-- The problem --
Check each line of the listing, and copy it if it contains the word "позднее".

(Records from a data collection)
----

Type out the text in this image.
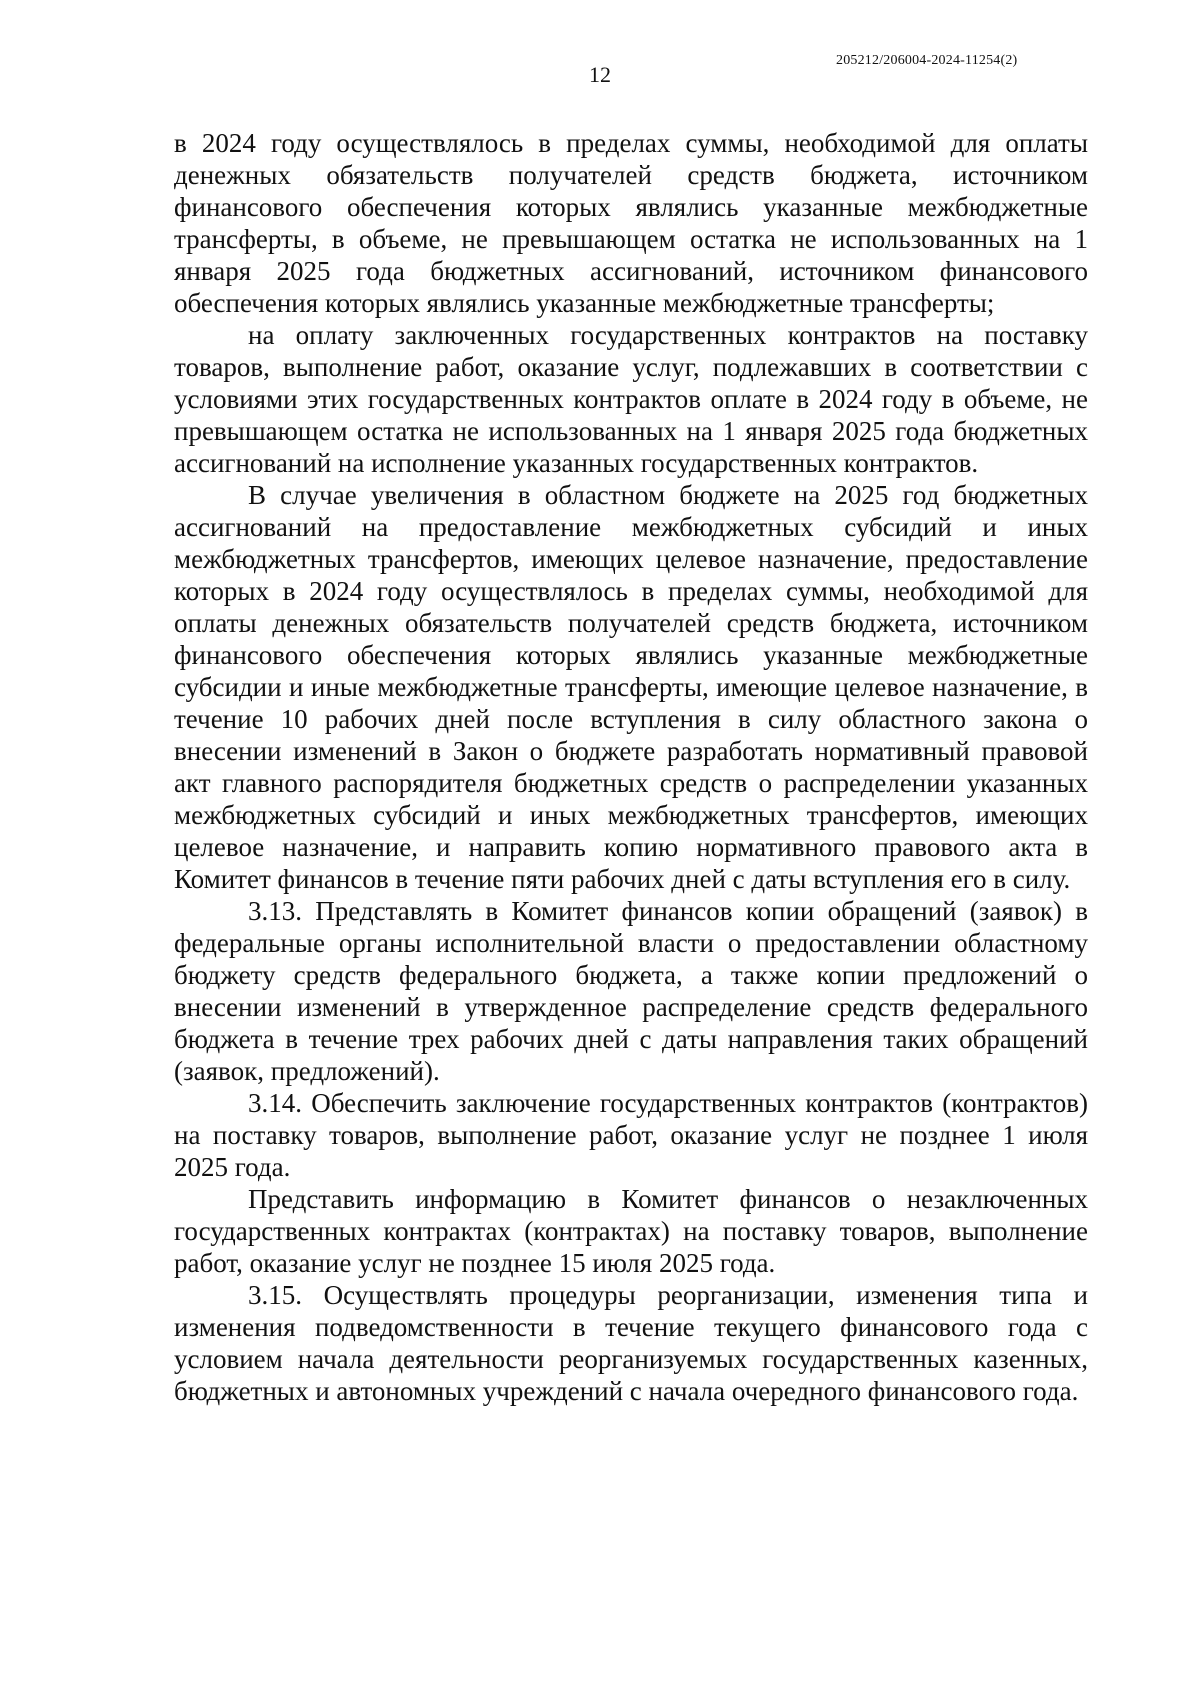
205212/206004-2024-11254(2)
12

в 2024 году осуществлялось в пределах суммы, необходимой для оплаты денежных обязательств получателей средств бюджета, источником финансового обеспечения которых являлись указанные межбюджетные трансферты, в объеме, не превышающем остатка не использованных на 1 января 2025 года бюджетных ассигнований, источником финансового обеспечения которых являлись указанные межбюджетные трансферты;

на оплату заключенных государственных контрактов на поставку товаров, выполнение работ, оказание услуг, подлежавших в соответствии с условиями этих государственных контрактов оплате в 2024 году в объеме, не превышающем остатка не использованных на 1 января 2025 года бюджетных ассигнований на исполнение указанных государственных контрактов.

В случае увеличения в областном бюджете на 2025 год бюджетных ассигнований на предоставление межбюджетных субсидий и иных межбюджетных трансфертов, имеющих целевое назначение, предоставление которых в 2024 году осуществлялось в пределах суммы, необходимой для оплаты денежных обязательств получателей средств бюджета, источником финансового обеспечения которых являлись указанные межбюджетные субсидии и иные межбюджетные трансферты, имеющие целевое назначение, в течение 10 рабочих дней после вступления в силу областного закона о внесении изменений в Закон о бюджете разработать нормативный правовой акт главного распорядителя бюджетных средств о распределении указанных межбюджетных субсидий и иных межбюджетных трансфертов, имеющих целевое назначение, и направить копию нормативного правового акта в Комитет финансов в течение пяти рабочих дней с даты вступления его в силу.

3.13. Представлять в Комитет финансов копии обращений (заявок) в федеральные органы исполнительной власти о предоставлении областному бюджету средств федерального бюджета, а также копии предложений о внесении изменений в утвержденное распределение средств федерального бюджета в течение трех рабочих дней с даты направления таких обращений (заявок, предложений).

3.14. Обеспечить заключение государственных контрактов (контрактов) на поставку товаров, выполнение работ, оказание услуг не позднее 1 июля 2025 года.

Представить информацию в Комитет финансов о незаключенных государственных контрактах (контрактах) на поставку товаров, выполнение работ, оказание услуг не позднее 15 июля 2025 года.

3.15. Осуществлять процедуры реорганизации, изменения типа и изменения подведомственности в течение текущего финансового года с условием начала деятельности реорганизуемых государственных казенных, бюджетных и автономных учреждений с начала очередного финансового года.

----

-- Answer to the task --
3.14. Обеспечить заключение государственных контрактов (контрактов) на поставку товаров, выполнение работ, оказание услуг не позднее 1 июля 2025 года.
Представить информацию в Комитет финансов о незаключенных государственных контрактах (контрактах) на поставку товаров, выполнение работ, оказание услуг не позднее 15 июля 2025 года.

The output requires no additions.